▸ THE INPUT:

- - - - -

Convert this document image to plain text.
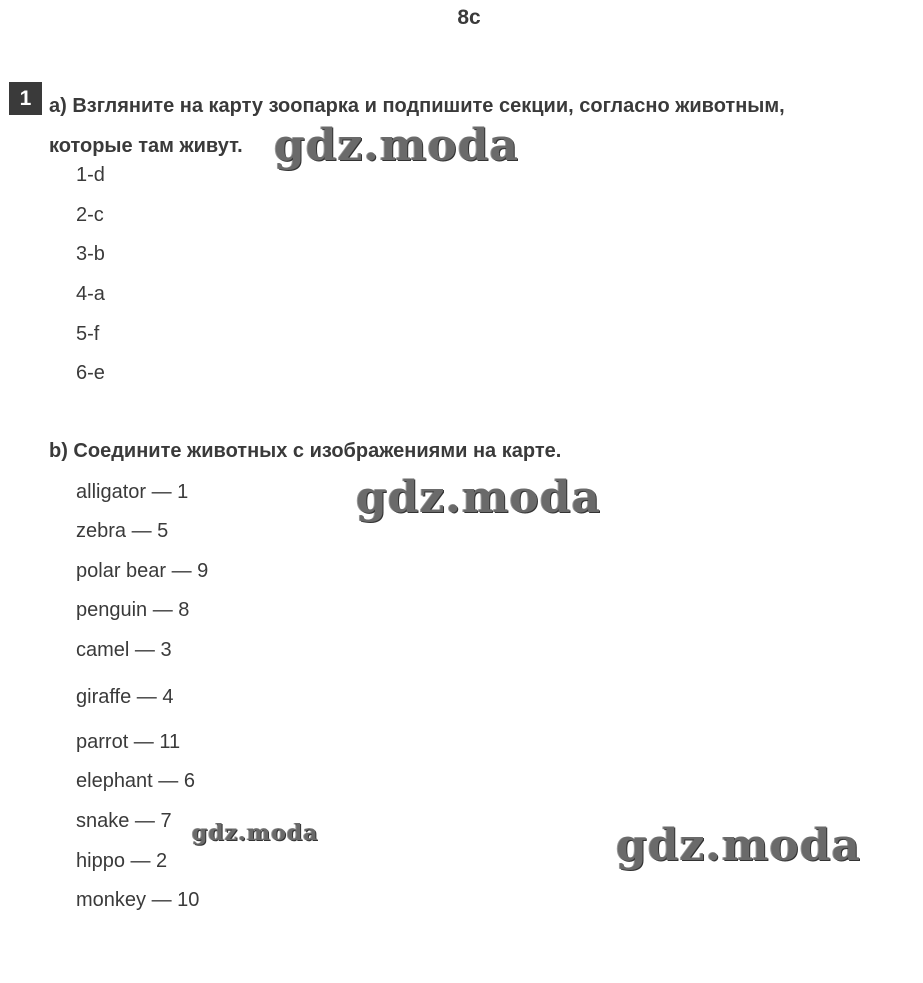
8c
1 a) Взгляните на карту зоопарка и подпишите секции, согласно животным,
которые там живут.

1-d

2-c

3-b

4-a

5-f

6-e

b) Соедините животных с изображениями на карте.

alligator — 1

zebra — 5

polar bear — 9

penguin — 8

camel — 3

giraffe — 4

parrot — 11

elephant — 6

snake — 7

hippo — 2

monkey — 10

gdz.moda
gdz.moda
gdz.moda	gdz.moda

- - - - -

▸ WORK TO COMPLETE: Set down all the entries exactly as they appear, but skip any pictures.

▸ THE OUTPUT:
Convert this document image to plain text.
8c
1 a) Взгляните на карту зоопарка и подпишите секции, согласно животным,
которые там живут.

1-d

2-c

3-b

4-a

5-f

6-e

b) Соедините животных с изображениями на карте.

alligator — 1

zebra — 5

polar bear — 9

penguin — 8

camel — 3

giraffe — 4

parrot — 11

elephant — 6

snake — 7

hippo — 2

monkey — 10

gdz.moda
gdz.moda
gdz.moda	gdz.moda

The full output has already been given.